Directions: Using the records below, locate all lines containing "Create" and return them.

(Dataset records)
** begin **
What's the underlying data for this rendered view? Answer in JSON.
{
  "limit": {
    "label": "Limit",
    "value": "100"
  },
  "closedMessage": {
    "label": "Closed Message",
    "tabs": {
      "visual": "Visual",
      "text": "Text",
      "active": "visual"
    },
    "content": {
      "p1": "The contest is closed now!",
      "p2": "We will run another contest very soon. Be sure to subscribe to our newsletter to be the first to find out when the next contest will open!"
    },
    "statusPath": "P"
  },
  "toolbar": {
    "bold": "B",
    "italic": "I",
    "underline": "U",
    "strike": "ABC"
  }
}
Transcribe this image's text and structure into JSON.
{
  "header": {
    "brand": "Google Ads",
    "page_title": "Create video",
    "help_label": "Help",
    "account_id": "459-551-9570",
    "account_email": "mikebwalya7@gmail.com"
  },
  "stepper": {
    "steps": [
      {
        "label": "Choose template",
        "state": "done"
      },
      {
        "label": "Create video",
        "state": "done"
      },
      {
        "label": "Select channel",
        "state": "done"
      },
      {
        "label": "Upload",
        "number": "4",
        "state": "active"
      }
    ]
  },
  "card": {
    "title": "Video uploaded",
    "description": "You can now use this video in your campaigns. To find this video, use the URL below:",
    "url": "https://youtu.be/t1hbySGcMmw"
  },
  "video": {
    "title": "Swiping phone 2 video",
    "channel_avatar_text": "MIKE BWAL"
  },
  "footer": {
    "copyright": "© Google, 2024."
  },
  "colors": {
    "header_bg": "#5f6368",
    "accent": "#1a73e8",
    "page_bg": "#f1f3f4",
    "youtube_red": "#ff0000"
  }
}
** end **
Written solution:
    "page_title": "Create video",
        "label": "Create video",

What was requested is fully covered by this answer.